Transcribe each record below word for word.
####
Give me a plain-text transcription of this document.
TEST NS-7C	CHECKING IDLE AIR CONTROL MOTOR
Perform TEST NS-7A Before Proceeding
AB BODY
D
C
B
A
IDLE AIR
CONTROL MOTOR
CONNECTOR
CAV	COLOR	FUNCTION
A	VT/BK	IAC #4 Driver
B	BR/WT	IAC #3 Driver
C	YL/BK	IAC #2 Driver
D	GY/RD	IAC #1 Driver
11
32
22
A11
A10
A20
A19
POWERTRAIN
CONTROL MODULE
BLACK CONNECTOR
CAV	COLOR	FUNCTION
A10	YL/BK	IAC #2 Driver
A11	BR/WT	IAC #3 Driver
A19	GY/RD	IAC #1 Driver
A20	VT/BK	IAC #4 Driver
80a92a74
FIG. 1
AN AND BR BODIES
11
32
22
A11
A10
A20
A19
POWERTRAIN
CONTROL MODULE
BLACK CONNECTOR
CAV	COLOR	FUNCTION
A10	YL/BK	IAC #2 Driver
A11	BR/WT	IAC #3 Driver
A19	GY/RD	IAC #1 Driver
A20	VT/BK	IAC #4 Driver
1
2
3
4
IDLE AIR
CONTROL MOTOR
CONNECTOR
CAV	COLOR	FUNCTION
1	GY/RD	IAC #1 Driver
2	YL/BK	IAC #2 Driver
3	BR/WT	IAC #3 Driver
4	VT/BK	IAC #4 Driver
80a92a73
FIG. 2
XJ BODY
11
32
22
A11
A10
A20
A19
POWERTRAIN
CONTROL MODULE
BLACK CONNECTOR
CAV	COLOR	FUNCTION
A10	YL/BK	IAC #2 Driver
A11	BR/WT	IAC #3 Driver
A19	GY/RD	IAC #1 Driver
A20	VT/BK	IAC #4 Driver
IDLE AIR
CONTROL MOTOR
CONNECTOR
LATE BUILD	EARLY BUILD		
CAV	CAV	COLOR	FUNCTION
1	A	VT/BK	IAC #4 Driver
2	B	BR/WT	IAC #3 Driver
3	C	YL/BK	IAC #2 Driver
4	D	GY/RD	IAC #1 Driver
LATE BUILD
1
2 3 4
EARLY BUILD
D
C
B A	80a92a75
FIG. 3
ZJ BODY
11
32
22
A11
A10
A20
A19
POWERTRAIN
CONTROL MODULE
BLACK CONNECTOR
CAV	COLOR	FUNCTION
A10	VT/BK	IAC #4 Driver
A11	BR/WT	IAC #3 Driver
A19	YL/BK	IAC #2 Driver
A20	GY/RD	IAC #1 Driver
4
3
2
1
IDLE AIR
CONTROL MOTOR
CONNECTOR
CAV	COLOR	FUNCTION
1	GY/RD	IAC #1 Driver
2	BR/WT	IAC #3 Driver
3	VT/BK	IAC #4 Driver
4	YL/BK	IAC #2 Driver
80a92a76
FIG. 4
####
**Finished task:**
Give me a plain-text transcription of this document.
TEST NS-7C	CHECKING IDLE AIR CONTROL MOTOR
Perform TEST NS-7A Before Proceeding
AB BODY
D
C
B
A
IDLE AIR
CONTROL MOTOR
CONNECTOR
CAV	COLOR	FUNCTION
A	VT/BK	IAC #4 Driver
B	BR/WT	IAC #3 Driver
C	YL/BK	IAC #2 Driver
D	GY/RD	IAC #1 Driver
11
32
22
A11
A10
A20
A19
POWERTRAIN
CONTROL MODULE
BLACK CONNECTOR
CAV	COLOR	FUNCTION
A10	YL/BK	IAC #2 Driver
A11	BR/WT	IAC #3 Driver
A19	GY/RD	IAC #1 Driver
A20	VT/BK	IAC #4 Driver
80a92a74
FIG. 1
AN AND BR BODIES
11
32
22
A11
A10
A20
A19
POWERTRAIN
CONTROL MODULE
BLACK CONNECTOR
CAV	COLOR	FUNCTION
A10	YL/BK	IAC #2 Driver
A11	BR/WT	IAC #3 Driver
A19	GY/RD	IAC #1 Driver
A20	VT/BK	IAC #4 Driver
1
2
3
4
IDLE AIR
CONTROL MOTOR
CONNECTOR
CAV	COLOR	FUNCTION
1	GY/RD	IAC #1 Driver
2	YL/BK	IAC #2 Driver
3	BR/WT	IAC #3 Driver
4	VT/BK	IAC #4 Driver
80a92a73
FIG. 2
XJ BODY
11
32
22
A11
A10
A20
A19
POWERTRAIN
CONTROL MODULE
BLACK CONNECTOR
CAV	COLOR	FUNCTION
A10	YL/BK	IAC #2 Driver
A11	BR/WT	IAC #3 Driver
A19	GY/RD	IAC #1 Driver
A20	VT/BK	IAC #4 Driver
IDLE AIR
CONTROL MOTOR
CONNECTOR
LATE BUILD	EARLY BUILD		
CAV	CAV	COLOR	FUNCTION
1	A	VT/BK	IAC #4 Driver
2	B	BR/WT	IAC #3 Driver
3	C	YL/BK	IAC #2 Driver
4	D	GY/RD	IAC #1 Driver
LATE BUILD
1
2 3 4
EARLY BUILD
D
C
B A	80a92a75
FIG. 3
ZJ BODY
11
32
22
A11
A10
A20
A19
POWERTRAIN
CONTROL MODULE
BLACK CONNECTOR
CAV	COLOR	FUNCTION
A10	VT/BK	IAC #4 Driver
A11	BR/WT	IAC #3 Driver
A19	YL/BK	IAC #2 Driver
A20	GY/RD	IAC #1 Driver
4
3
2
1
IDLE AIR
CONTROL MOTOR
CONNECTOR
CAV	COLOR	FUNCTION
1	GY/RD	IAC #1 Driver
2	BR/WT	IAC #3 Driver
3	VT/BK	IAC #4 Driver
4	YL/BK	IAC #2 Driver
80a92a76
FIG. 4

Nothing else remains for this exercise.